Part of a data file:
◆ ◆ ◆ ◆ ◆

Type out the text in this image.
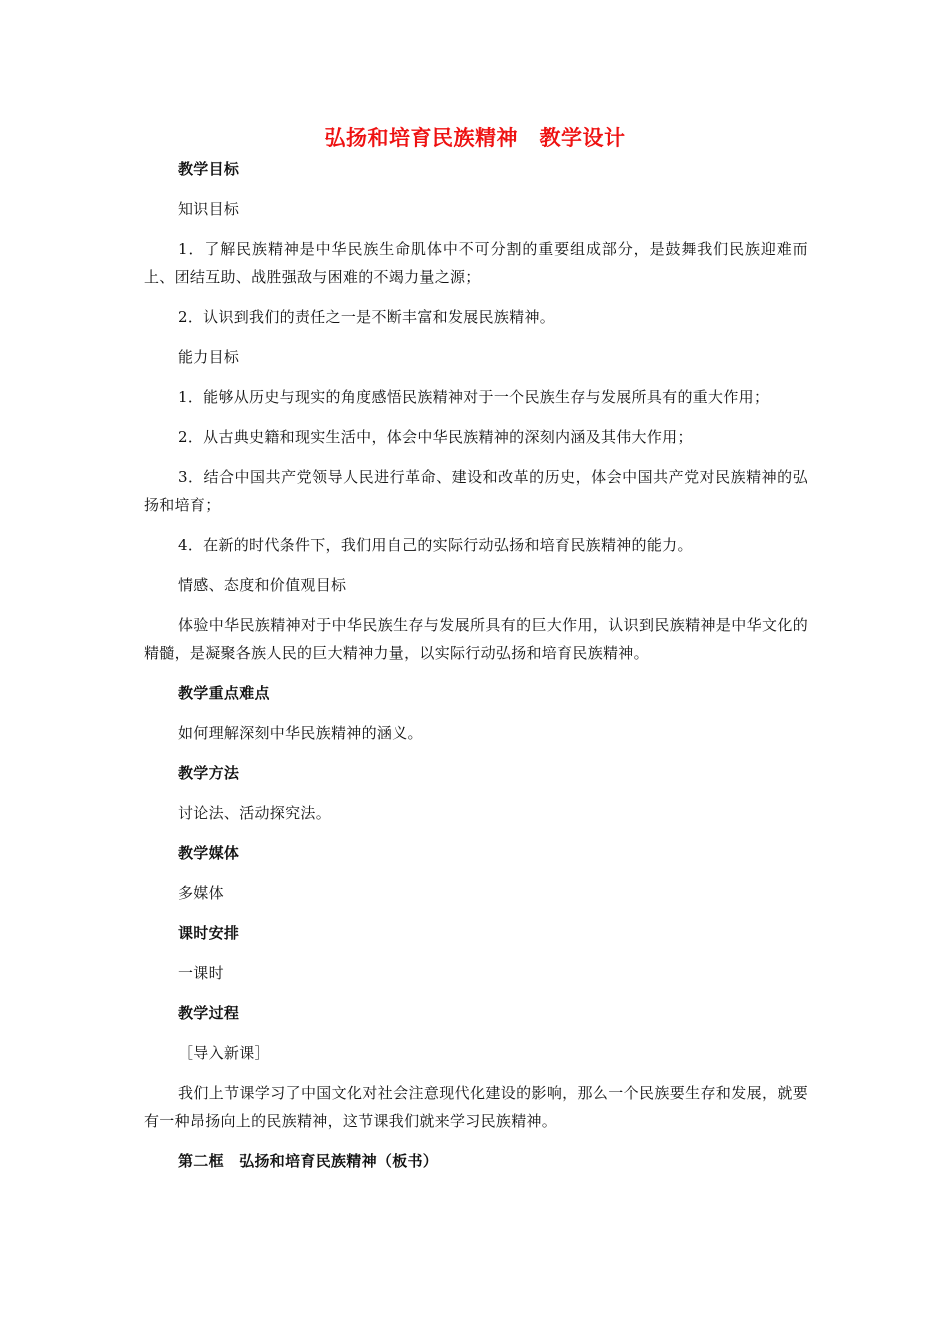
弘扬和培育民族精神　教学设计

教学目标

知识目标

1．了解民族精神是中华民族生命肌体中不可分割的重要组成部分，是鼓舞我们民族迎难而上、团结互助、战胜强敌与困难的不竭力量之源；

2．认识到我们的责任之一是不断丰富和发展民族精神。

能力目标

1．能够从历史与现实的角度感悟民族精神对于一个民族生存与发展所具有的重大作用；

2．从古典史籍和现实生活中，体会中华民族精神的深刻内涵及其伟大作用；

3．结合中国共产党领导人民进行革命、建设和改革的历史，体会中国共产党对民族精神的弘扬和培育；

4．在新的时代条件下，我们用自己的实际行动弘扬和培育民族精神的能力。

情感、态度和价值观目标

体验中华民族精神对于中华民族生存与发展所具有的巨大作用，认识到民族精神是中华文化的精髓，是凝聚各族人民的巨大精神力量，以实际行动弘扬和培育民族精神。

教学重点难点

如何理解深刻中华民族精神的涵义。

教学方法

讨论法、活动探究法。

教学媒体

多媒体

课时安排

一课时

教学过程

［导入新课］

我们上节课学习了中国文化对社会注意现代化建设的影响，那么一个民族要生存和发展，就要有一种昂扬向上的民族精神，这节课我们就来学习民族精神。

第二框　弘扬和培育民族精神（板书）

◆ ◆ ◆ ◆ ◆

YOUR INSTRUCTIONS.
Each line of the data is to be duplicated exactly; pictures stay out of the copy.

THE OUTPUT.
Type out the text in this image.
弘扬和培育民族精神　教学设计

教学目标

知识目标

1．了解民族精神是中华民族生命肌体中不可分割的重要组成部分，是鼓舞我们民族迎难而上、团结互助、战胜强敌与困难的不竭力量之源；

2．认识到我们的责任之一是不断丰富和发展民族精神。

能力目标

1．能够从历史与现实的角度感悟民族精神对于一个民族生存与发展所具有的重大作用；

2．从古典史籍和现实生活中，体会中华民族精神的深刻内涵及其伟大作用；

3．结合中国共产党领导人民进行革命、建设和改革的历史，体会中国共产党对民族精神的弘扬和培育；

4．在新的时代条件下，我们用自己的实际行动弘扬和培育民族精神的能力。

情感、态度和价值观目标

体验中华民族精神对于中华民族生存与发展所具有的巨大作用，认识到民族精神是中华文化的精髓，是凝聚各族人民的巨大精神力量，以实际行动弘扬和培育民族精神。

教学重点难点

如何理解深刻中华民族精神的涵义。

教学方法

讨论法、活动探究法。

教学媒体

多媒体

课时安排

一课时

教学过程

［导入新课］

我们上节课学习了中国文化对社会注意现代化建设的影响，那么一个民族要生存和发展，就要有一种昂扬向上的民族精神，这节课我们就来学习民族精神。

第二框　弘扬和培育民族精神（板书）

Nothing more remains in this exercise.